▶ _Objective_: Output every record word for word.

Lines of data
* * * * *
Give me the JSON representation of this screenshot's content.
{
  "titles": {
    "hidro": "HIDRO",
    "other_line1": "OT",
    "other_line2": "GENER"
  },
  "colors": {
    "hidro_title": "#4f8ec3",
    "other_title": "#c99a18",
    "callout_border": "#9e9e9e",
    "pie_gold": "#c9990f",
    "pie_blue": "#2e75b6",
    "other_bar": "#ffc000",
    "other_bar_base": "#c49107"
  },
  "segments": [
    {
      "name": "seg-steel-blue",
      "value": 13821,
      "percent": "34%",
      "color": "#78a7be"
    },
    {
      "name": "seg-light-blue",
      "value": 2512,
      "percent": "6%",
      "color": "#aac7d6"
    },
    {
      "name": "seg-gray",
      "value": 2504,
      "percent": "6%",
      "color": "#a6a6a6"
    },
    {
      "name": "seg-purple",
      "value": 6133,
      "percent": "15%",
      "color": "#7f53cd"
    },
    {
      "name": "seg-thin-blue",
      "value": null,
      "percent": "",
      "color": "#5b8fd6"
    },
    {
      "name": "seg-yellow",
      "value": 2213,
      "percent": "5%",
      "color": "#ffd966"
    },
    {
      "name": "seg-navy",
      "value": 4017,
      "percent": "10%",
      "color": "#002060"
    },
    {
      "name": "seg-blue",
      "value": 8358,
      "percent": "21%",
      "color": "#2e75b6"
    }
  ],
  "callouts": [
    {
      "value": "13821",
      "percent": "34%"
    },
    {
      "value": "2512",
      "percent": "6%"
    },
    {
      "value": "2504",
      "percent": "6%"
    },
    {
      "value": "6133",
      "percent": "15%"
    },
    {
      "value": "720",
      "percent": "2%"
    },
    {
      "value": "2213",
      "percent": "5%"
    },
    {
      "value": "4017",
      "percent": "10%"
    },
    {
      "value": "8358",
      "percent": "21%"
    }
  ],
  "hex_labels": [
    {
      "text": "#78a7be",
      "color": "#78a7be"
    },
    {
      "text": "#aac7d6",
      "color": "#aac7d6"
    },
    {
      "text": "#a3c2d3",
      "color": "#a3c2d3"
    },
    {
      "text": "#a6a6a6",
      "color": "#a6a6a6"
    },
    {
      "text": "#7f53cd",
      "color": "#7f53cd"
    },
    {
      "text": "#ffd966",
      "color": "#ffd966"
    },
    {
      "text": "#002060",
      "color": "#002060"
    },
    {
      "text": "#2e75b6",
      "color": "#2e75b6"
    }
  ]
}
* * * * *
▶ _The result_:
Give me the JSON representation of this screenshot's content.
{
  "titles": {
    "hidro": "HIDRO",
    "other_line1": "OT",
    "other_line2": "GENER"
  },
  "colors": {
    "hidro_title": "#4f8ec3",
    "other_title": "#c99a18",
    "callout_border": "#9e9e9e",
    "pie_gold": "#c9990f",
    "pie_blue": "#2e75b6",
    "other_bar": "#ffc000",
    "other_bar_base": "#c49107"
  },
  "segments": [
    {
      "name": "seg-steel-blue",
      "value": 13821,
      "percent": "34%",
      "color": "#78a7be"
    },
    {
      "name": "seg-light-blue",
      "value": 2512,
      "percent": "6%",
      "color": "#aac7d6"
    },
    {
      "name": "seg-gray",
      "value": 2504,
      "percent": "6%",
      "color": "#a6a6a6"
    },
    {
      "name": "seg-purple",
      "value": 6133,
      "percent": "15%",
      "color": "#7f53cd"
    },
    {
      "name": "seg-thin-blue",
      "value": null,
      "percent": "",
      "color": "#5b8fd6"
    },
    {
      "name": "seg-yellow",
      "value": 2213,
      "percent": "5%",
      "color": "#ffd966"
    },
    {
      "name": "seg-navy",
      "value": 4017,
      "percent": "10%",
      "color": "#002060"
    },
    {
      "name": "seg-blue",
      "value": 8358,
      "percent": "21%",
      "color": "#2e75b6"
    }
  ],
  "callouts": [
    {
      "value": "13821",
      "percent": "34%"
    },
    {
      "value": "2512",
      "percent": "6%"
    },
    {
      "value": "2504",
      "percent": "6%"
    },
    {
      "value": "6133",
      "percent": "15%"
    },
    {
      "value": "720",
      "percent": "2%"
    },
    {
      "value": "2213",
      "percent": "5%"
    },
    {
      "value": "4017",
      "percent": "10%"
    },
    {
      "value": "8358",
      "percent": "21%"
    }
  ],
  "hex_labels": [
    {
      "text": "#78a7be",
      "color": "#78a7be"
    },
    {
      "text": "#aac7d6",
      "color": "#aac7d6"
    },
    {
      "text": "#a3c2d3",
      "color": "#a3c2d3"
    },
    {
      "text": "#a6a6a6",
      "color": "#a6a6a6"
    },
    {
      "text": "#7f53cd",
      "color": "#7f53cd"
    },
    {
      "text": "#ffd966",
      "color": "#ffd966"
    },
    {
      "text": "#002060",
      "color": "#002060"
    },
    {
      "text": "#2e75b6",
      "color": "#2e75b6"
    }
  ]
}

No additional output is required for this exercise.